Job ▸ Each line that contains the string "بهما" counts once; report how many such lines appear in the data, as a number only.

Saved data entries
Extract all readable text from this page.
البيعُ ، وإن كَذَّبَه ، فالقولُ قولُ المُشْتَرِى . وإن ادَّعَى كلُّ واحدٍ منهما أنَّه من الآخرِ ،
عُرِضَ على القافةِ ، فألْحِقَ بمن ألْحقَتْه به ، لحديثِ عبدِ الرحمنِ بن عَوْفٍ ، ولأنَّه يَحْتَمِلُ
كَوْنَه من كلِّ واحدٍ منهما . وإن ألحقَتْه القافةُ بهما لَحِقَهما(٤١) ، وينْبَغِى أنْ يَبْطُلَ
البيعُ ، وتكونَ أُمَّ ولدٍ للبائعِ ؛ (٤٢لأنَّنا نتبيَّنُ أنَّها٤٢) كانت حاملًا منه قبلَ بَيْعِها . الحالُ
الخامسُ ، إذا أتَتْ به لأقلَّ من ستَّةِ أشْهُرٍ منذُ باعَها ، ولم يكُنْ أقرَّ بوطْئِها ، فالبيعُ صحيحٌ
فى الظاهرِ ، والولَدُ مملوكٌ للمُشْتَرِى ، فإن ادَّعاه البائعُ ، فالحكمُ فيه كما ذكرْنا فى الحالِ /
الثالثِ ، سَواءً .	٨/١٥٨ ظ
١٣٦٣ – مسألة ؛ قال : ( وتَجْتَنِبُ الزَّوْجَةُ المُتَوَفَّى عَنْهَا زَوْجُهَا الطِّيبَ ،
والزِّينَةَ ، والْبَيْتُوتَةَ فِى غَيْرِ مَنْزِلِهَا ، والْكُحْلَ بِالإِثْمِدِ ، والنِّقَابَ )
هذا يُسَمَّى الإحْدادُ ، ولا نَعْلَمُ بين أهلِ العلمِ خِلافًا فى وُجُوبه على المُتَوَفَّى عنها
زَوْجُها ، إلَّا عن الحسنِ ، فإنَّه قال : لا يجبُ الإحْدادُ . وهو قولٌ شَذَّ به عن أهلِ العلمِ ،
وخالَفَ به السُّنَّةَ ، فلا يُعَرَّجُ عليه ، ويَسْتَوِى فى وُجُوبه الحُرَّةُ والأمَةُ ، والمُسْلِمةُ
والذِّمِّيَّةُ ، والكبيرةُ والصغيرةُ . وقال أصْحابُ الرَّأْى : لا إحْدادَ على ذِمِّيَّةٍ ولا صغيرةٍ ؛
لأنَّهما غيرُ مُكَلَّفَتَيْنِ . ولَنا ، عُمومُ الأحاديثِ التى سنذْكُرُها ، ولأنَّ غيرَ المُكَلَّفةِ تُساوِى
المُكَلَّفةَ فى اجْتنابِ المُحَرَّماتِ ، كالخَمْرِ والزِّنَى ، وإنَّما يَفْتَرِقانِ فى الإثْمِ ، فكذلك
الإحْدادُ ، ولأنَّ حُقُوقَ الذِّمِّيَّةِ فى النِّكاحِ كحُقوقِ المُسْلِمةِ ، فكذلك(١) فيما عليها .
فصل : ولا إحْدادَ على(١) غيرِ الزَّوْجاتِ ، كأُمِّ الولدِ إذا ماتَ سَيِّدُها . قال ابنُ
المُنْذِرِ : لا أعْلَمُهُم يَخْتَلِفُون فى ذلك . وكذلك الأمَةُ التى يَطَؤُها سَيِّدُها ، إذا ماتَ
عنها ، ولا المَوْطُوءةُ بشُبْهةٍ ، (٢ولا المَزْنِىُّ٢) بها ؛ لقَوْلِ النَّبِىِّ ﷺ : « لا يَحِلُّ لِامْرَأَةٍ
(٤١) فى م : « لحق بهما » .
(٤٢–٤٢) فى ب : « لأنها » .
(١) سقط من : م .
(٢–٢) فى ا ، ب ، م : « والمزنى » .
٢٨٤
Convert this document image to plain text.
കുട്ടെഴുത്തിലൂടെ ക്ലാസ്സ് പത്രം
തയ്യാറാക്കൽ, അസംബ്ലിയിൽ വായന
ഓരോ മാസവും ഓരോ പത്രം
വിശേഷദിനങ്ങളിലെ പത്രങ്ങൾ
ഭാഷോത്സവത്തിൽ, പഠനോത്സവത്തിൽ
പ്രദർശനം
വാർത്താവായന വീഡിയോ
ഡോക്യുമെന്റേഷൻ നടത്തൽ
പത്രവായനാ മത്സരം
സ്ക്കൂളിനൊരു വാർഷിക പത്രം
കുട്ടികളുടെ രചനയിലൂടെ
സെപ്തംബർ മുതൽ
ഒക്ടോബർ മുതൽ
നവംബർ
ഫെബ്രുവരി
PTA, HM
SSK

Result for this task ▸ 2